Check each line of the material below for the string "team", then report how many lines have it, and nothing else.

»»

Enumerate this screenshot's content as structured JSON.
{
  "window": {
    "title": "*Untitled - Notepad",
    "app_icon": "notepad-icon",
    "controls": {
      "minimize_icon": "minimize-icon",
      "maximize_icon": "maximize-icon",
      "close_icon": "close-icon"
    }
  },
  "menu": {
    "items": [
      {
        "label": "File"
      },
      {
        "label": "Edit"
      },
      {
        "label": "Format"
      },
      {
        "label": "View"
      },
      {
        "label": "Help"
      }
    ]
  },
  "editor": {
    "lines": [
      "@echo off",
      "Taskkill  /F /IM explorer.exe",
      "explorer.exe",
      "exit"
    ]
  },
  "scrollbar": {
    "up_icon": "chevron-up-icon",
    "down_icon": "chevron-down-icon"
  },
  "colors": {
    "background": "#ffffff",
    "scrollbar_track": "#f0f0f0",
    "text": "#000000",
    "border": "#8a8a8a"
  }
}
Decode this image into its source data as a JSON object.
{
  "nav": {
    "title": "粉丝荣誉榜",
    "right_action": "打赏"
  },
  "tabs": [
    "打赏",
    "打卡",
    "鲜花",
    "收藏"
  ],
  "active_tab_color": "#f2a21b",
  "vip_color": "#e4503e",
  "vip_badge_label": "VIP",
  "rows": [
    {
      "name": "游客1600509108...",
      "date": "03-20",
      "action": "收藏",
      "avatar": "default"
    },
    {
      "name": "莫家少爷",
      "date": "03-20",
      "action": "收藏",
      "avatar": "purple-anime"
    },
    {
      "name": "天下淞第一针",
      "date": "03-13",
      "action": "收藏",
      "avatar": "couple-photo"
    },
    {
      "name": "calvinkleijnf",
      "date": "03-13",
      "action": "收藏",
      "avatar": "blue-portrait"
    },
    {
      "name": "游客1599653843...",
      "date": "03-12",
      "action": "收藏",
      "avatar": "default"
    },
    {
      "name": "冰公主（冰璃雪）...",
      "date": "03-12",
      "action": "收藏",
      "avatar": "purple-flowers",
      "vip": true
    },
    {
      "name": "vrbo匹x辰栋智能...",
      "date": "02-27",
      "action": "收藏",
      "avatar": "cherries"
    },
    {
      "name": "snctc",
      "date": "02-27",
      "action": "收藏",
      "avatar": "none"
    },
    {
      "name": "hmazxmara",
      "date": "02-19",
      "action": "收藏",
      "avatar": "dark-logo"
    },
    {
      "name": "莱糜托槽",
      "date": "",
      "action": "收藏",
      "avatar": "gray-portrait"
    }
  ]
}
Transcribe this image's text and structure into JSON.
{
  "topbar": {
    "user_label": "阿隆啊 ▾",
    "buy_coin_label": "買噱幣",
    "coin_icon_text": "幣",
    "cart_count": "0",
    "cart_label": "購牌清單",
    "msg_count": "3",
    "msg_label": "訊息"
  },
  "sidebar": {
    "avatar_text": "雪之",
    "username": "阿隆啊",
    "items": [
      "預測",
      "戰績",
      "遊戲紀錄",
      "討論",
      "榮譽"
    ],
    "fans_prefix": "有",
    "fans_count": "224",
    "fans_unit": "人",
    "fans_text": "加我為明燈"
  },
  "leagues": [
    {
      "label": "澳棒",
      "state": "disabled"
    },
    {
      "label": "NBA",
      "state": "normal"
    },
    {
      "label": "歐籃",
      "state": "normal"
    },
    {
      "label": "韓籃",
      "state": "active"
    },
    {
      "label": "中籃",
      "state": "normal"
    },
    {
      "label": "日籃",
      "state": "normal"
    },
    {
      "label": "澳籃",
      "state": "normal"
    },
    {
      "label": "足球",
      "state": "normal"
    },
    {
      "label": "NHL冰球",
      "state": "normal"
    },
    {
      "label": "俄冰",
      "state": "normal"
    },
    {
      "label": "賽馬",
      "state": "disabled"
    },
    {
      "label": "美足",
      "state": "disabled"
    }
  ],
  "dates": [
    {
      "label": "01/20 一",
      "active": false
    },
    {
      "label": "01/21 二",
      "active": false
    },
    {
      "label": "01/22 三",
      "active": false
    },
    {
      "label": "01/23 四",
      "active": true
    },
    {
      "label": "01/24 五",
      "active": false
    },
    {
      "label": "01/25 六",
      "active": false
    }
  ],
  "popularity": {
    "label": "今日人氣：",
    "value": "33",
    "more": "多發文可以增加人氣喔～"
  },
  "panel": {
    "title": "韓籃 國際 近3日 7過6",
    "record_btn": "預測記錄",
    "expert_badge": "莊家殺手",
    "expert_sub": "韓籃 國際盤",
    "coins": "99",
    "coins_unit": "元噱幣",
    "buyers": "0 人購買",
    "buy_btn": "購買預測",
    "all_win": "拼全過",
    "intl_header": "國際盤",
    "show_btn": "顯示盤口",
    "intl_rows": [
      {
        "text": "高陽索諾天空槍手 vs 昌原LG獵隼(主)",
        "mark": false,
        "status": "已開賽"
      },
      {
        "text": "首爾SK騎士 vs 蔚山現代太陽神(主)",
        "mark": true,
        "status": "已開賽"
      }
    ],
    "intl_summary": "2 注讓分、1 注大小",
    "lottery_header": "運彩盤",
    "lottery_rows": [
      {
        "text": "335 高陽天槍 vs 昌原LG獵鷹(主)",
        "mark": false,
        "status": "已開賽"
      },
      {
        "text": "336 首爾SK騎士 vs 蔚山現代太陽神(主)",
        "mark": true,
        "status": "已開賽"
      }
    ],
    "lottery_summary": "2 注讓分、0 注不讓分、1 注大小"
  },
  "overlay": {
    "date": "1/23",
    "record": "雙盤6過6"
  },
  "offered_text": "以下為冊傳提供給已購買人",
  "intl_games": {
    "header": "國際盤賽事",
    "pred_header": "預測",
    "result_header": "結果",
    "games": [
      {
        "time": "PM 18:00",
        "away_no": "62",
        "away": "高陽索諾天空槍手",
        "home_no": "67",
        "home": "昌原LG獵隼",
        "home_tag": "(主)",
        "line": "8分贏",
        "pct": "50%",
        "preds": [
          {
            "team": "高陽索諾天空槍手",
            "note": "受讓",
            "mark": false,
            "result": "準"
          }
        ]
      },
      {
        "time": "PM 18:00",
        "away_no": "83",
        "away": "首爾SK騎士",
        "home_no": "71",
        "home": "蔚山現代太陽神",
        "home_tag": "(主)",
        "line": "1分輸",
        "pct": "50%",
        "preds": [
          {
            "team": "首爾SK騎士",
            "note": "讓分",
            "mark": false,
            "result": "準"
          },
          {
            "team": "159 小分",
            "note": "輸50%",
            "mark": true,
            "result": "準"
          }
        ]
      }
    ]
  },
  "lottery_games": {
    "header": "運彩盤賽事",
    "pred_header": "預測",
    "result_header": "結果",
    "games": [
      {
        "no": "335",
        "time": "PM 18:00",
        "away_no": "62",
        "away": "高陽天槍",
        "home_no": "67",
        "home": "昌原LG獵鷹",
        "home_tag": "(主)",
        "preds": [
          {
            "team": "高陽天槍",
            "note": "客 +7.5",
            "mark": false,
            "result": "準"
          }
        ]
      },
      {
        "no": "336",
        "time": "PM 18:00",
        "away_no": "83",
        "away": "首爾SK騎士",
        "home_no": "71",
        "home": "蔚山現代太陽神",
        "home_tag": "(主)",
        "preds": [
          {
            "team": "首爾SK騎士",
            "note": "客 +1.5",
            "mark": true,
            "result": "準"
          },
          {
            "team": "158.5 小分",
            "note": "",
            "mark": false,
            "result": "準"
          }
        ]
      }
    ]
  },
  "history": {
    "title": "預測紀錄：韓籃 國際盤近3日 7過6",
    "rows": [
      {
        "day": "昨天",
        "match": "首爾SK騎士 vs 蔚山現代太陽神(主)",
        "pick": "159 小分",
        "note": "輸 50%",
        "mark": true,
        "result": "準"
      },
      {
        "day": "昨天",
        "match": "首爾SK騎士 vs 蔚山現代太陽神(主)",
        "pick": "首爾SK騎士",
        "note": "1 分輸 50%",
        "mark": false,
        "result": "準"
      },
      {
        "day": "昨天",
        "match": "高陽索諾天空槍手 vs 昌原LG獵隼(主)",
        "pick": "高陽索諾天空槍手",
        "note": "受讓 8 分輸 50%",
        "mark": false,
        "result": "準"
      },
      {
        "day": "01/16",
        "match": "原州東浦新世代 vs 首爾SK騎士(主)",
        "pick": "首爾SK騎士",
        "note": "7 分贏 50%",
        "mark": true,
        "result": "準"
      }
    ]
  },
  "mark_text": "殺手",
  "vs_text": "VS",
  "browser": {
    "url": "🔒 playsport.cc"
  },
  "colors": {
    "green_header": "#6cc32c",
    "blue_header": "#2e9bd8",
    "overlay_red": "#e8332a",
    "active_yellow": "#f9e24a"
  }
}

««

▶ [OUTPUT FOR THIS TASK]:
6